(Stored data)
********************
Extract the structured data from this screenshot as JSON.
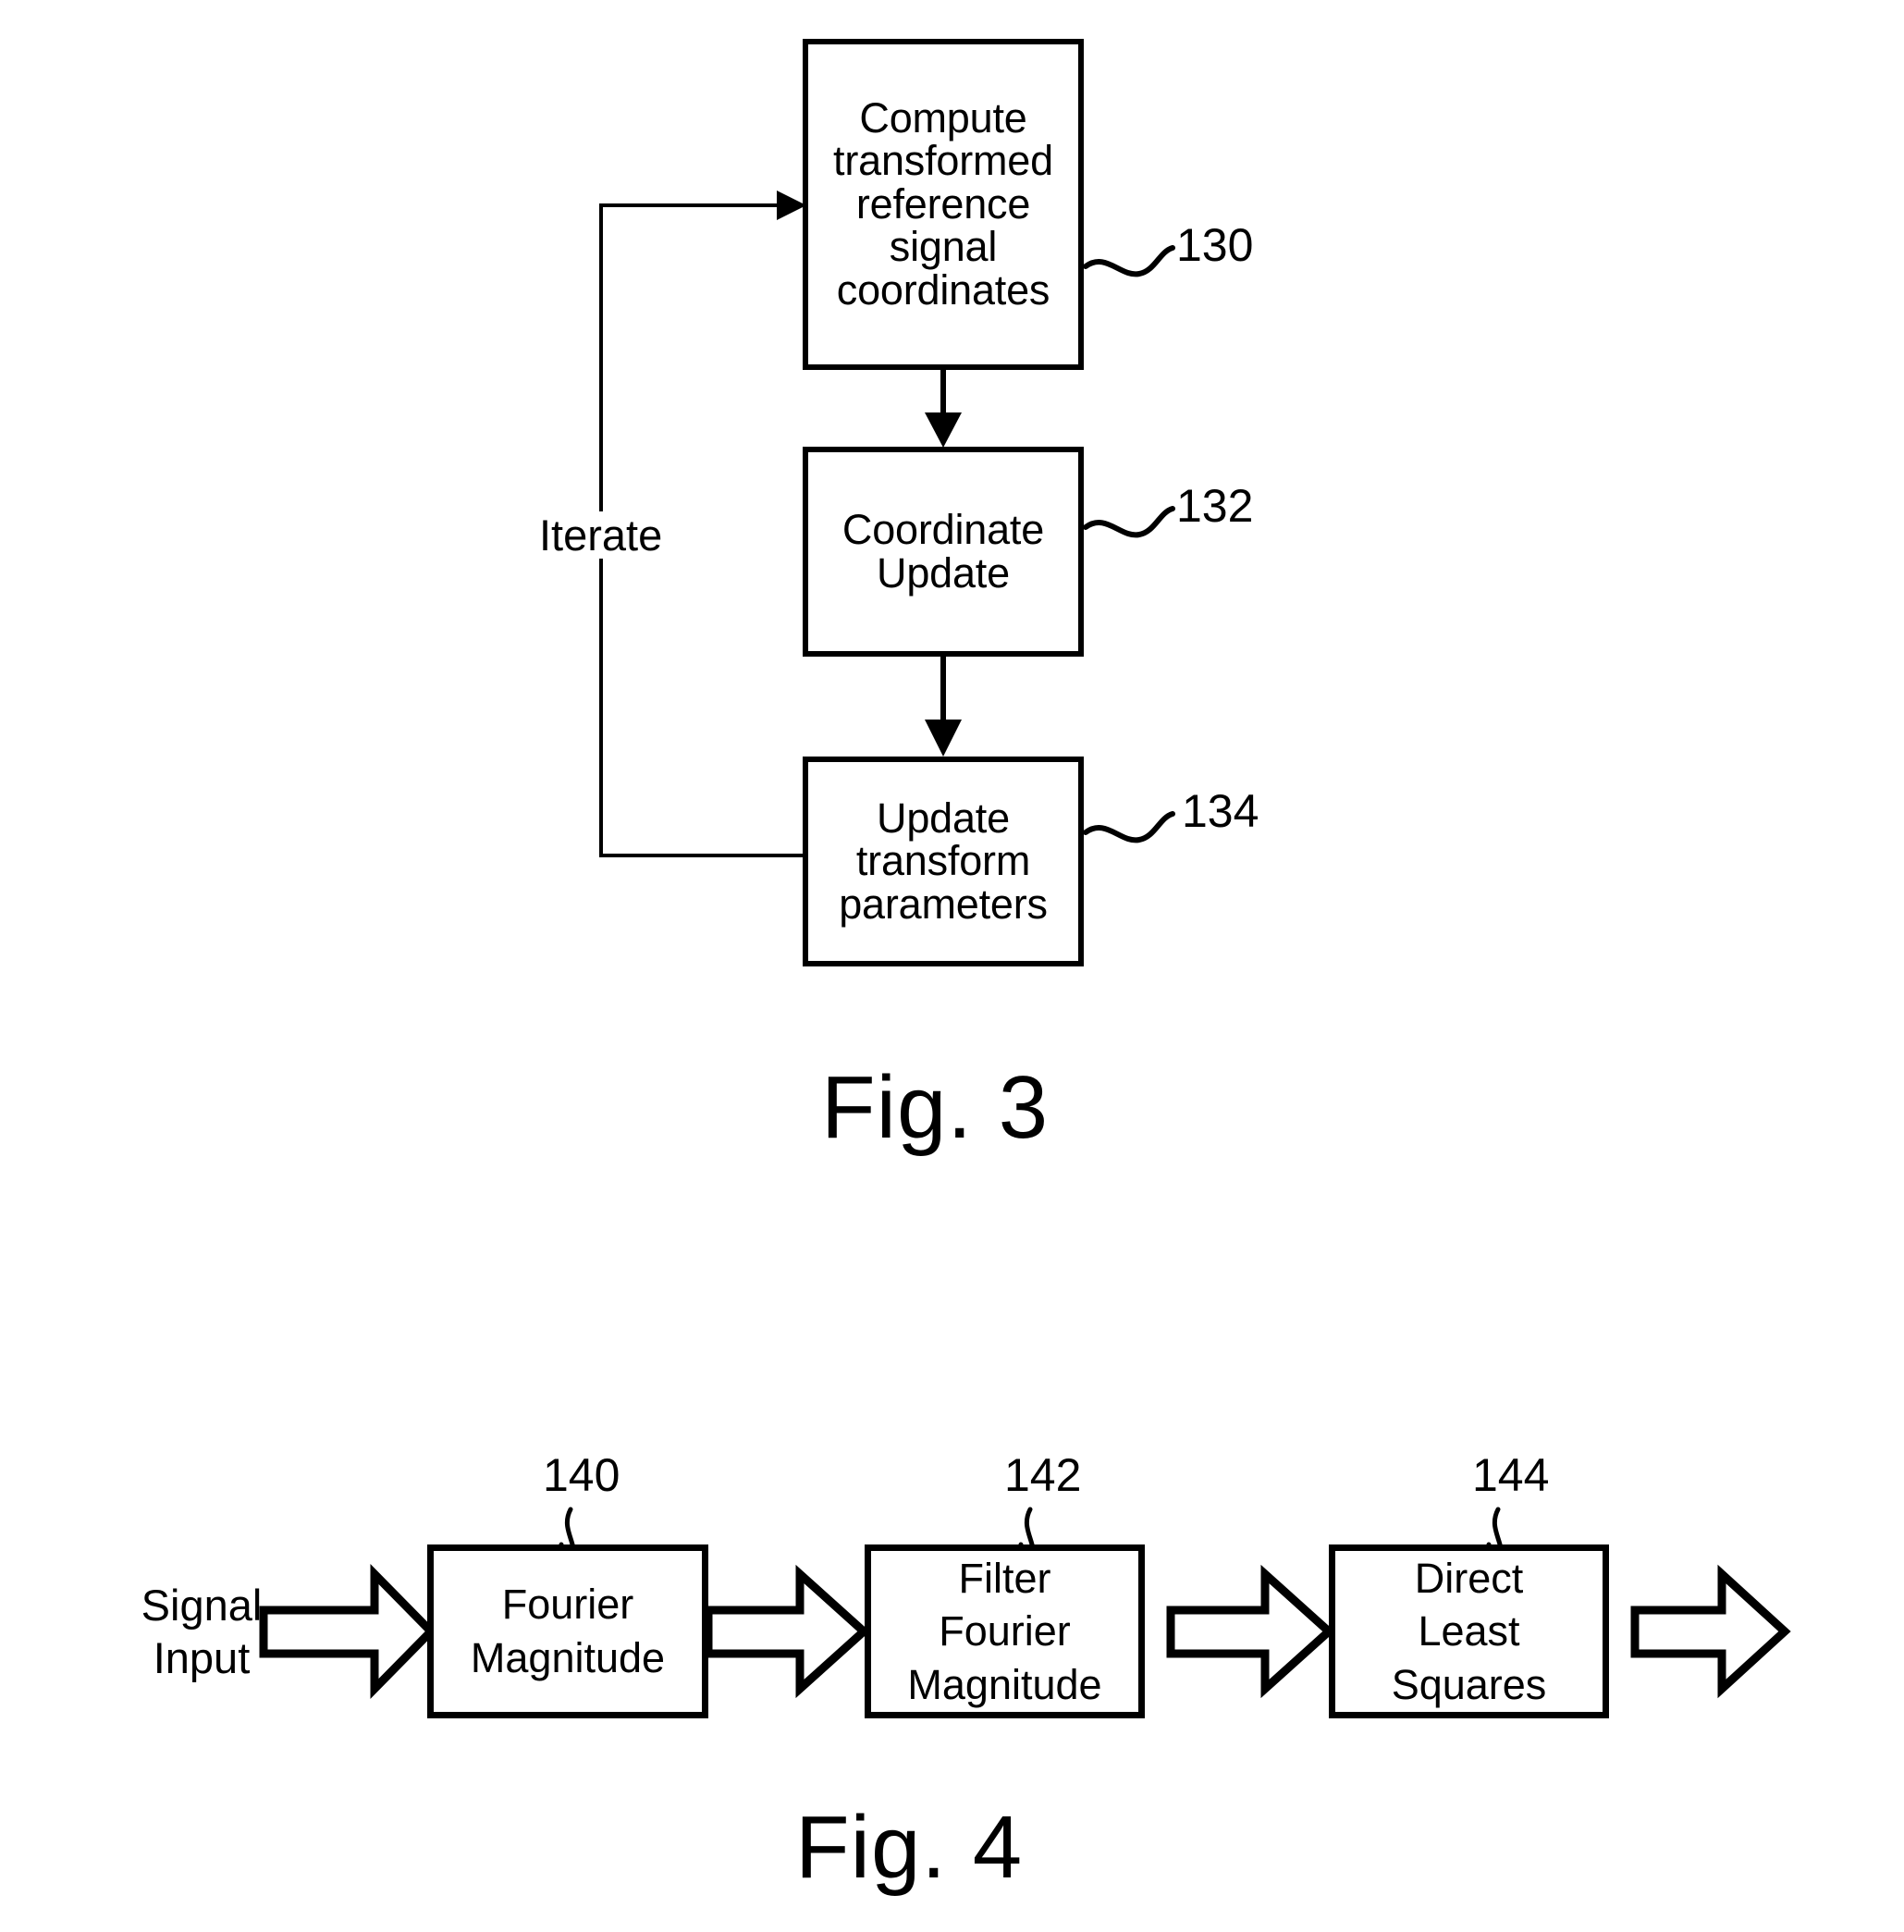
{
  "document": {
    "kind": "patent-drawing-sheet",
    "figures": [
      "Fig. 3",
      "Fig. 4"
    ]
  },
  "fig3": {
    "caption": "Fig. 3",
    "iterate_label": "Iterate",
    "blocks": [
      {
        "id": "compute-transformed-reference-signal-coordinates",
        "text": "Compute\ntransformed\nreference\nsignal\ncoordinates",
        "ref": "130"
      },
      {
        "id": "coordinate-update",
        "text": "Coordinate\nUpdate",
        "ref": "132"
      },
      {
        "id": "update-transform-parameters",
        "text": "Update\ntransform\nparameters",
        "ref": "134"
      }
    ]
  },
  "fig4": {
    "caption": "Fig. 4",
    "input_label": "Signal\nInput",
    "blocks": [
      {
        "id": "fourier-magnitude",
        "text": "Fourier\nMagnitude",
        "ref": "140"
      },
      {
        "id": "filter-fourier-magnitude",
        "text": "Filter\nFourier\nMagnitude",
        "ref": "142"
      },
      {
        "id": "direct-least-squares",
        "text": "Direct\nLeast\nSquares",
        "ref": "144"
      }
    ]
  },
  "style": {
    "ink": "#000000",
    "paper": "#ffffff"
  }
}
********************
**TASK PROMPT:**
Copy each line exactly, and leave the pictures out of your copy.

**SOLUTION TO THE PROBLEM:**
Extract the structured data from this screenshot as JSON.
{
  "document": {
    "kind": "patent-drawing-sheet",
    "figures": [
      "Fig. 3",
      "Fig. 4"
    ]
  },
  "fig3": {
    "caption": "Fig. 3",
    "iterate_label": "Iterate",
    "blocks": [
      {
        "id": "compute-transformed-reference-signal-coordinates",
        "text": "Compute\ntransformed\nreference\nsignal\ncoordinates",
        "ref": "130"
      },
      {
        "id": "coordinate-update",
        "text": "Coordinate\nUpdate",
        "ref": "132"
      },
      {
        "id": "update-transform-parameters",
        "text": "Update\ntransform\nparameters",
        "ref": "134"
      }
    ]
  },
  "fig4": {
    "caption": "Fig. 4",
    "input_label": "Signal\nInput",
    "blocks": [
      {
        "id": "fourier-magnitude",
        "text": "Fourier\nMagnitude",
        "ref": "140"
      },
      {
        "id": "filter-fourier-magnitude",
        "text": "Filter\nFourier\nMagnitude",
        "ref": "142"
      },
      {
        "id": "direct-least-squares",
        "text": "Direct\nLeast\nSquares",
        "ref": "144"
      }
    ]
  },
  "style": {
    "ink": "#000000",
    "paper": "#ffffff"
  }
}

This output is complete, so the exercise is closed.